■ PROBLEM TO SOLVE: Transcribe every line of the listing below without any changes, and leave the pictures out of your answer.
>> Begin DATASET RECORDS
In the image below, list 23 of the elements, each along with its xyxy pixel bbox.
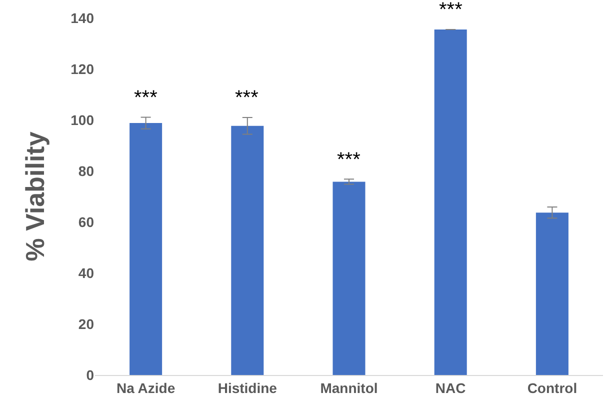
x-tick-label: NAC <box>435 380 466 396</box>
y-tick-label: 120 <box>70 60 94 77</box>
y-tick-label: 100 <box>70 112 94 128</box>
bar <box>231 126 264 375</box>
bar <box>130 123 162 375</box>
y-tick-label: 20 <box>78 316 94 332</box>
y-tick-label: 40 <box>78 264 94 281</box>
y-tick-label: 60 <box>78 214 94 230</box>
x-tick-label: Control <box>527 380 578 396</box>
x-tick-label: Na Azide <box>116 380 176 396</box>
annotation: *** <box>235 87 259 109</box>
y-axis-title: % Viability <box>20 131 50 262</box>
x-tick-label: Mannitol <box>320 380 378 396</box>
annotation: *** <box>337 149 361 171</box>
y-tick-label: 80 <box>78 162 94 179</box>
y-tick-label: 140 <box>70 10 94 26</box>
bar <box>332 182 366 375</box>
bar <box>434 29 467 375</box>
annotation: *** <box>439 0 463 21</box>
annotation: *** <box>134 87 158 109</box>
y-tick-label: 0 <box>86 366 94 383</box>
x-tick-label: Histidine <box>218 380 278 396</box>
bar <box>536 212 568 375</box>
>> End DATASET RECORDS
■ OUTPUT BELOW:
In the image below, list 23 of the elements, each along with its xyxy pixel bbox.
x-tick-label: NAC <box>435 380 466 396</box>
y-tick-label: 120 <box>70 60 94 77</box>
y-tick-label: 100 <box>70 112 94 128</box>
bar <box>231 126 264 375</box>
bar <box>130 123 162 375</box>
y-tick-label: 20 <box>78 316 94 332</box>
y-tick-label: 40 <box>78 264 94 281</box>
y-tick-label: 60 <box>78 214 94 230</box>
x-tick-label: Control <box>527 380 578 396</box>
x-tick-label: Na Azide <box>116 380 176 396</box>
annotation: *** <box>235 87 259 109</box>
y-axis-title: % Viability <box>20 131 50 262</box>
x-tick-label: Mannitol <box>320 380 378 396</box>
annotation: *** <box>337 149 361 171</box>
y-tick-label: 80 <box>78 162 94 179</box>
y-tick-label: 140 <box>70 10 94 26</box>
bar <box>332 182 366 375</box>
bar <box>434 29 467 375</box>
annotation: *** <box>439 0 463 21</box>
annotation: *** <box>134 87 158 109</box>
y-tick-label: 0 <box>86 366 94 383</box>
x-tick-label: Histidine <box>218 380 278 396</box>
bar <box>536 212 568 375</box>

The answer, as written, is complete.